= Task details =
Each record below is to be reproduced without any change.

= Items =

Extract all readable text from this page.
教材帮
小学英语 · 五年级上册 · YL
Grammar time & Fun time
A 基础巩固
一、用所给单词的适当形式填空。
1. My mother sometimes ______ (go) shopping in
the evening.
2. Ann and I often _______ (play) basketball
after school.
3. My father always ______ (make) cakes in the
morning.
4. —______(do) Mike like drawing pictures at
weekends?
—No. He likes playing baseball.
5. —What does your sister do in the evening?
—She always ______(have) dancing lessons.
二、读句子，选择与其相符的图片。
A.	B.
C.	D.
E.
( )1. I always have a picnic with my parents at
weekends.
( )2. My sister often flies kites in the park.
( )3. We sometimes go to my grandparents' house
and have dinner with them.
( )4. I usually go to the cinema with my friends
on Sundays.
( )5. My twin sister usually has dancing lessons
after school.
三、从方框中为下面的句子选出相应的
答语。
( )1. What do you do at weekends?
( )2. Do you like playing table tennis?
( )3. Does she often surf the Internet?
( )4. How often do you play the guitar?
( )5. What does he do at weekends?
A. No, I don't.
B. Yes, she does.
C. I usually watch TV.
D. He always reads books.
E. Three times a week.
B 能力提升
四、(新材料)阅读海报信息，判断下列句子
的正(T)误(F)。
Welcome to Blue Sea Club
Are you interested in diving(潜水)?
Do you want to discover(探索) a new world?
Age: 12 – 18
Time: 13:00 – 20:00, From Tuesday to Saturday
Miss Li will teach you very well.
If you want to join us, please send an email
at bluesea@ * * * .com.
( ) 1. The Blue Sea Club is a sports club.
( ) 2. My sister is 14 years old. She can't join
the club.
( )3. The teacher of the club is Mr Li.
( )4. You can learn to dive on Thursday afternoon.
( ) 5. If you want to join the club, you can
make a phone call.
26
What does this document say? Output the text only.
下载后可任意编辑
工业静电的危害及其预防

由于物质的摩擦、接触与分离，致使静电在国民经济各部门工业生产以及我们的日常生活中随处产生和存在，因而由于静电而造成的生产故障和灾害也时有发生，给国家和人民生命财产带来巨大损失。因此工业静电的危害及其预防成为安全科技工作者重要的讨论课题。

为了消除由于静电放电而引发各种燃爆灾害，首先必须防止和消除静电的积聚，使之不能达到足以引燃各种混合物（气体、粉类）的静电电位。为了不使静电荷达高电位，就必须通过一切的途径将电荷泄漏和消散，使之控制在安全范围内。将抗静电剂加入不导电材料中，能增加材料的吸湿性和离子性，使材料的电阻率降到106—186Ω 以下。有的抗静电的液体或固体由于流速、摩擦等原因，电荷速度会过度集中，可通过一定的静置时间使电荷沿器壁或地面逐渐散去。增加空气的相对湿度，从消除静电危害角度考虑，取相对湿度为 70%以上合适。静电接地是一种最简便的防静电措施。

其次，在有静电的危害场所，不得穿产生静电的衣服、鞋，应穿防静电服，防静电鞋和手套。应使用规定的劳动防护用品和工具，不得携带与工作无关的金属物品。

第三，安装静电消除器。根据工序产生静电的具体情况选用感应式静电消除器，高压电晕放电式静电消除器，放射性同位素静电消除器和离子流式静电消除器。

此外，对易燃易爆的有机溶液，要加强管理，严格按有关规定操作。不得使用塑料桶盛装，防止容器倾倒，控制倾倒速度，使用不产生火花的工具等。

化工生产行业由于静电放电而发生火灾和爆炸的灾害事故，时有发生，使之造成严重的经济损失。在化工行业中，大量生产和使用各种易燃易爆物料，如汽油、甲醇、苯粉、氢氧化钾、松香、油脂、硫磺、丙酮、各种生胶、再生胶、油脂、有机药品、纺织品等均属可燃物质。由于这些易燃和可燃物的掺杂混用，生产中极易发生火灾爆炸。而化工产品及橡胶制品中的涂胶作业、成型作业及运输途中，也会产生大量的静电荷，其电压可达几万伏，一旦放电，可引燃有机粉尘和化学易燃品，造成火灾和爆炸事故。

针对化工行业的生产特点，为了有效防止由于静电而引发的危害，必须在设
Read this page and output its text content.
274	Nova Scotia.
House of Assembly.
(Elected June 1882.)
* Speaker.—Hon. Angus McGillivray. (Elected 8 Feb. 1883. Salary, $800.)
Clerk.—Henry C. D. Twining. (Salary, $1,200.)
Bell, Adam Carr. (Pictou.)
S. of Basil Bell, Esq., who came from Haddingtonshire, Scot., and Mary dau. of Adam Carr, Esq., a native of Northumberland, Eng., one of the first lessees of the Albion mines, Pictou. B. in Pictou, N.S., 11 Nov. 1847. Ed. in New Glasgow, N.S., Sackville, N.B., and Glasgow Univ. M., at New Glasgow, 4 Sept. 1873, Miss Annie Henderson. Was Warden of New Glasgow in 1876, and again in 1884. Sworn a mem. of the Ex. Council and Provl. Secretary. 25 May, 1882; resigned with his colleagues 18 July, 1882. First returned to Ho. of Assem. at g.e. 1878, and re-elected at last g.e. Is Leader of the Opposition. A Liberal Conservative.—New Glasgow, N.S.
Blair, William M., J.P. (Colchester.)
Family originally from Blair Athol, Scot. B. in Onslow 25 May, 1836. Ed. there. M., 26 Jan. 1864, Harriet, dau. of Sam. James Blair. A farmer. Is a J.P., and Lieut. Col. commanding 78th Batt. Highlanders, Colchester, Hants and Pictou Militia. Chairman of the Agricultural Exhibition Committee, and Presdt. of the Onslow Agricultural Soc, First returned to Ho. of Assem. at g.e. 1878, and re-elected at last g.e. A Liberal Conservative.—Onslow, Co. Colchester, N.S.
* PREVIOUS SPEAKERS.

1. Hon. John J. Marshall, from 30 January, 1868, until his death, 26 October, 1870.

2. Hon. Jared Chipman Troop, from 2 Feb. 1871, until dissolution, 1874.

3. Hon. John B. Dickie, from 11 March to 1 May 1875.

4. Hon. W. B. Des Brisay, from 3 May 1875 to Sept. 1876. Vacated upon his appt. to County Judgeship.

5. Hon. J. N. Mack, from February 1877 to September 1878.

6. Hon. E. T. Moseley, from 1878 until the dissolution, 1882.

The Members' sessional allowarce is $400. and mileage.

= Full response =
Extract all readable text from this page.
教材帮
小学英语 · 五年级上册 · YL
Grammar time & Fun time
A 基础巩固
一、用所给单词的适当形式填空。
1. My mother sometimes ______ (go) shopping in
the evening.
2. Ann and I often _______ (play) basketball
after school.
3. My father always ______ (make) cakes in the
morning.
4. —______(do) Mike like drawing pictures at
weekends?
—No. He likes playing baseball.
5. —What does your sister do in the evening?
—She always ______(have) dancing lessons.
二、读句子，选择与其相符的图片。
A.	B.
C.	D.
E.
( )1. I always have a picnic with my parents at
weekends.
( )2. My sister often flies kites in the park.
( )3. We sometimes go to my grandparents' house
and have dinner with them.
( )4. I usually go to the cinema with my friends
on Sundays.
( )5. My twin sister usually has dancing lessons
after school.
三、从方框中为下面的句子选出相应的
答语。
( )1. What do you do at weekends?
( )2. Do you like playing table tennis?
( )3. Does she often surf the Internet?
( )4. How often do you play the guitar?
( )5. What does he do at weekends?
A. No, I don't.
B. Yes, she does.
C. I usually watch TV.
D. He always reads books.
E. Three times a week.
B 能力提升
四、(新材料)阅读海报信息，判断下列句子
的正(T)误(F)。
Welcome to Blue Sea Club
Are you interested in diving(潜水)?
Do you want to discover(探索) a new world?
Age: 12 – 18
Time: 13:00 – 20:00, From Tuesday to Saturday
Miss Li will teach you very well.
If you want to join us, please send an email
at bluesea@ * * * .com.
( ) 1. The Blue Sea Club is a sports club.
( ) 2. My sister is 14 years old. She can't join
the club.
( )3. The teacher of the club is Mr Li.
( )4. You can learn to dive on Thursday afternoon.
( ) 5. If you want to join the club, you can
make a phone call.
26
What does this document say? Output the text only.
下载后可任意编辑
工业静电的危害及其预防

由于物质的摩擦、接触与分离，致使静电在国民经济各部门工业生产以及我们的日常生活中随处产生和存在，因而由于静电而造成的生产故障和灾害也时有发生，给国家和人民生命财产带来巨大损失。因此工业静电的危害及其预防成为安全科技工作者重要的讨论课题。

为了消除由于静电放电而引发各种燃爆灾害，首先必须防止和消除静电的积聚，使之不能达到足以引燃各种混合物（气体、粉类）的静电电位。为了不使静电荷达高电位，就必须通过一切的途径将电荷泄漏和消散，使之控制在安全范围内。将抗静电剂加入不导电材料中，能增加材料的吸湿性和离子性，使材料的电阻率降到106—186Ω 以下。有的抗静电的液体或固体由于流速、摩擦等原因，电荷速度会过度集中，可通过一定的静置时间使电荷沿器壁或地面逐渐散去。增加空气的相对湿度，从消除静电危害角度考虑，取相对湿度为 70%以上合适。静电接地是一种最简便的防静电措施。

其次，在有静电的危害场所，不得穿产生静电的衣服、鞋，应穿防静电服，防静电鞋和手套。应使用规定的劳动防护用品和工具，不得携带与工作无关的金属物品。

第三，安装静电消除器。根据工序产生静电的具体情况选用感应式静电消除器，高压电晕放电式静电消除器，放射性同位素静电消除器和离子流式静电消除器。

此外，对易燃易爆的有机溶液，要加强管理，严格按有关规定操作。不得使用塑料桶盛装，防止容器倾倒，控制倾倒速度，使用不产生火花的工具等。

化工生产行业由于静电放电而发生火灾和爆炸的灾害事故，时有发生，使之造成严重的经济损失。在化工行业中，大量生产和使用各种易燃易爆物料，如汽油、甲醇、苯粉、氢氧化钾、松香、油脂、硫磺、丙酮、各种生胶、再生胶、油脂、有机药品、纺织品等均属可燃物质。由于这些易燃和可燃物的掺杂混用，生产中极易发生火灾爆炸。而化工产品及橡胶制品中的涂胶作业、成型作业及运输途中，也会产生大量的静电荷，其电压可达几万伏，一旦放电，可引燃有机粉尘和化学易燃品，造成火灾和爆炸事故。

针对化工行业的生产特点，为了有效防止由于静电而引发的危害，必须在设
Read this page and output its text content.
274	Nova Scotia.
House of Assembly.
(Elected June 1882.)
* Speaker.—Hon. Angus McGillivray. (Elected 8 Feb. 1883. Salary, $800.)
Clerk.—Henry C. D. Twining. (Salary, $1,200.)
Bell, Adam Carr. (Pictou.)
S. of Basil Bell, Esq., who came from Haddingtonshire, Scot., and Mary dau. of Adam Carr, Esq., a native of Northumberland, Eng., one of the first lessees of the Albion mines, Pictou. B. in Pictou, N.S., 11 Nov. 1847. Ed. in New Glasgow, N.S., Sackville, N.B., and Glasgow Univ. M., at New Glasgow, 4 Sept. 1873, Miss Annie Henderson. Was Warden of New Glasgow in 1876, and again in 1884. Sworn a mem. of the Ex. Council and Provl. Secretary. 25 May, 1882; resigned with his colleagues 18 July, 1882. First returned to Ho. of Assem. at g.e. 1878, and re-elected at last g.e. Is Leader of the Opposition. A Liberal Conservative.—New Glasgow, N.S.
Blair, William M., J.P. (Colchester.)
Family originally from Blair Athol, Scot. B. in Onslow 25 May, 1836. Ed. there. M., 26 Jan. 1864, Harriet, dau. of Sam. James Blair. A farmer. Is a J.P., and Lieut. Col. commanding 78th Batt. Highlanders, Colchester, Hants and Pictou Militia. Chairman of the Agricultural Exhibition Committee, and Presdt. of the Onslow Agricultural Soc, First returned to Ho. of Assem. at g.e. 1878, and re-elected at last g.e. A Liberal Conservative.—Onslow, Co. Colchester, N.S.
* PREVIOUS SPEAKERS.

1. Hon. John J. Marshall, from 30 January, 1868, until his death, 26 October, 1870.

2. Hon. Jared Chipman Troop, from 2 Feb. 1871, until dissolution, 1874.

3. Hon. John B. Dickie, from 11 March to 1 May 1875.

4. Hon. W. B. Des Brisay, from 3 May 1875 to Sept. 1876. Vacated upon his appt. to County Judgeship.

5. Hon. J. N. Mack, from February 1877 to September 1878.

6. Hon. E. T. Moseley, from 1878 until the dissolution, 1882.

The Members' sessional allowarce is $400. and mileage.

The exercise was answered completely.